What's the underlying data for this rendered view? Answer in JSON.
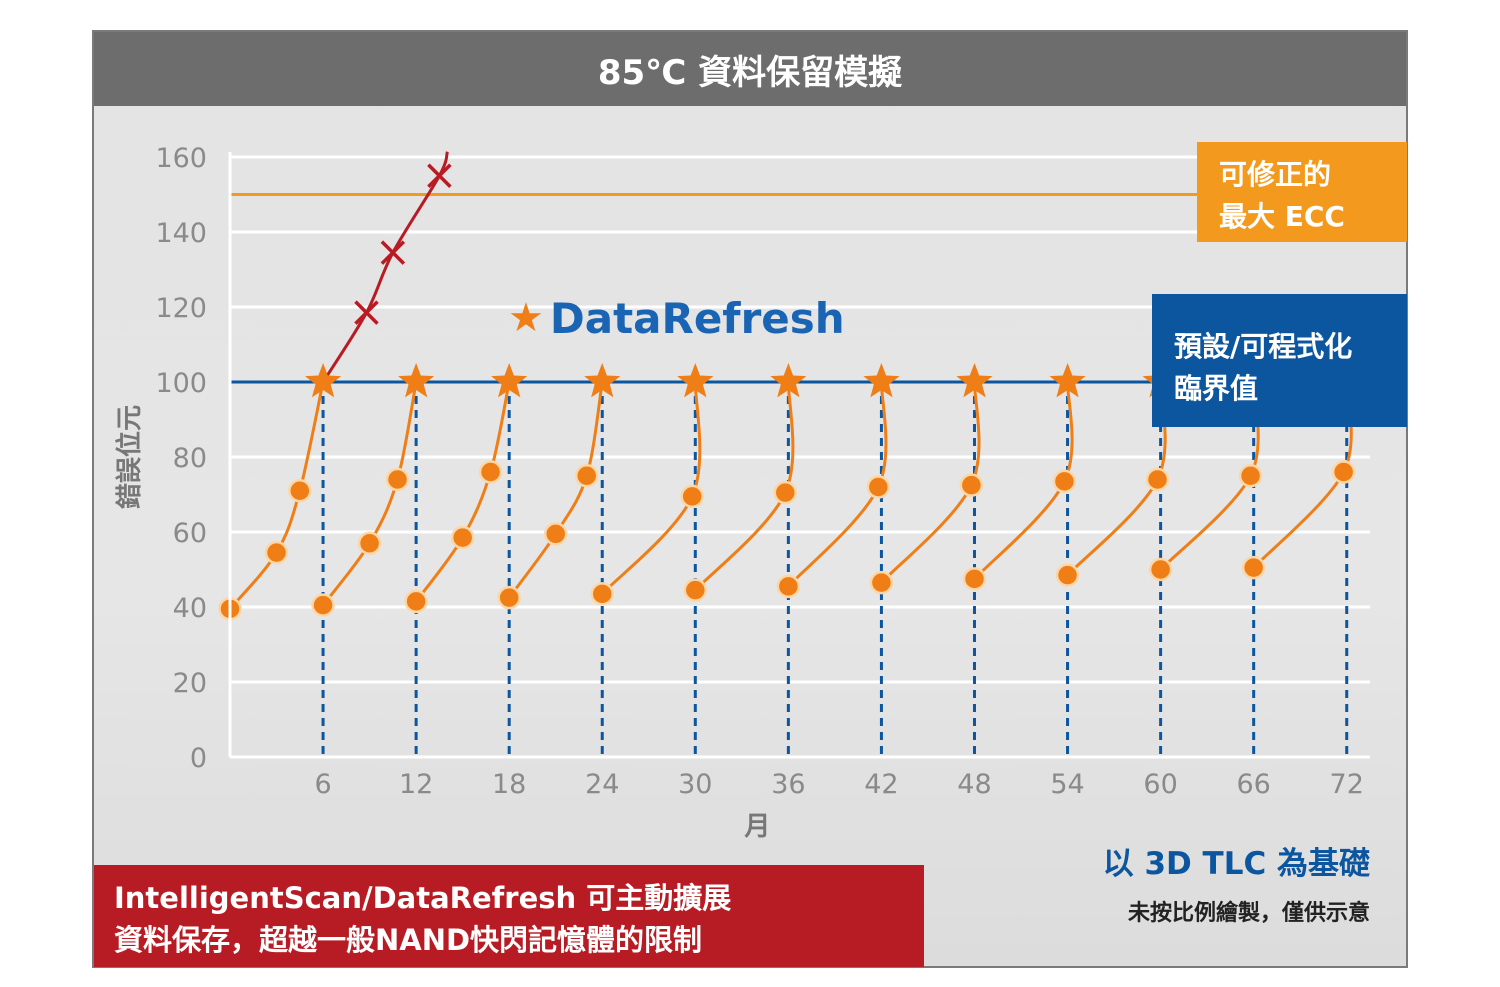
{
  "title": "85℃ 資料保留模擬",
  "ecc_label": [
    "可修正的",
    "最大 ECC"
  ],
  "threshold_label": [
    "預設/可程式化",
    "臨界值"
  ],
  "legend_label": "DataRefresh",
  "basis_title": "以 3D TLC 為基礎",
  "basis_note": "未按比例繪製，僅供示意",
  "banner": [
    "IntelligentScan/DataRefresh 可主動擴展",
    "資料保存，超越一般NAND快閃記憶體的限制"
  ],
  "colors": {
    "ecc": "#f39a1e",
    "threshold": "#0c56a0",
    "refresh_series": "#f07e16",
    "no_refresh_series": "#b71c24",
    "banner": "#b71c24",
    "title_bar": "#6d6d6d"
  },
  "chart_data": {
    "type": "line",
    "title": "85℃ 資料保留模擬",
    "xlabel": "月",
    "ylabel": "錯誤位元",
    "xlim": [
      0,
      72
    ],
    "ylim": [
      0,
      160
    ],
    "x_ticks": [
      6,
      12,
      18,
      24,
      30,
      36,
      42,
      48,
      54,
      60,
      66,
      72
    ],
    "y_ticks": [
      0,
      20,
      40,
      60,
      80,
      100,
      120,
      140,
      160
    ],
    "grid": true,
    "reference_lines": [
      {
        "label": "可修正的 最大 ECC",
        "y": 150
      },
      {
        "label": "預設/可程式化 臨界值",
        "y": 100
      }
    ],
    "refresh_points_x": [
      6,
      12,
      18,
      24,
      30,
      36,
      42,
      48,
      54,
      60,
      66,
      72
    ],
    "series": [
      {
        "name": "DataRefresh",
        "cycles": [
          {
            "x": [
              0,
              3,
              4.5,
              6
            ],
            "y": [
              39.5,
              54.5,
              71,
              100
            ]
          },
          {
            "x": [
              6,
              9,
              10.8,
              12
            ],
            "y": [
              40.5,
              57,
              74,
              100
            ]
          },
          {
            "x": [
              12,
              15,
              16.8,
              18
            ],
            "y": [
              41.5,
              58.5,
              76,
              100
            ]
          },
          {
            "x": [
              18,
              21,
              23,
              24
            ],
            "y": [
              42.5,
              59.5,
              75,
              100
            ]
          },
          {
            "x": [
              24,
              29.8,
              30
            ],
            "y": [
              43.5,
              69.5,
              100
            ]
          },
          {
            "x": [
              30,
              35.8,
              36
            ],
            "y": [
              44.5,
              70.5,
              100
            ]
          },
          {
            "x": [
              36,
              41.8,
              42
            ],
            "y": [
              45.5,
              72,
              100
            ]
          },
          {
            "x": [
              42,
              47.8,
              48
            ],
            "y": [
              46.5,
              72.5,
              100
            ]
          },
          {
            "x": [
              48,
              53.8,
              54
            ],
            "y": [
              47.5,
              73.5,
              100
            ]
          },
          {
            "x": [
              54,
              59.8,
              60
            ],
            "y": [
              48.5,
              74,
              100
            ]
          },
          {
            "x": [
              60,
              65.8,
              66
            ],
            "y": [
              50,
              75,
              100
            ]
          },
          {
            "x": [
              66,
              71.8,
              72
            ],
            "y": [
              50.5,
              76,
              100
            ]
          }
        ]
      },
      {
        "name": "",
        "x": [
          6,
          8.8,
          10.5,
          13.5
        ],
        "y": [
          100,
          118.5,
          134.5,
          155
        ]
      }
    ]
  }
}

● ● ● ● ● ● ●

▶ **Work to complete**
Copy down every line of the entries containing the word "DataRefresh".

▶ **Result for this exercise**
  "legend_label": "DataRefresh",
    "IntelligentScan/DataRefresh 可主動擴展",
        "name": "DataRefresh",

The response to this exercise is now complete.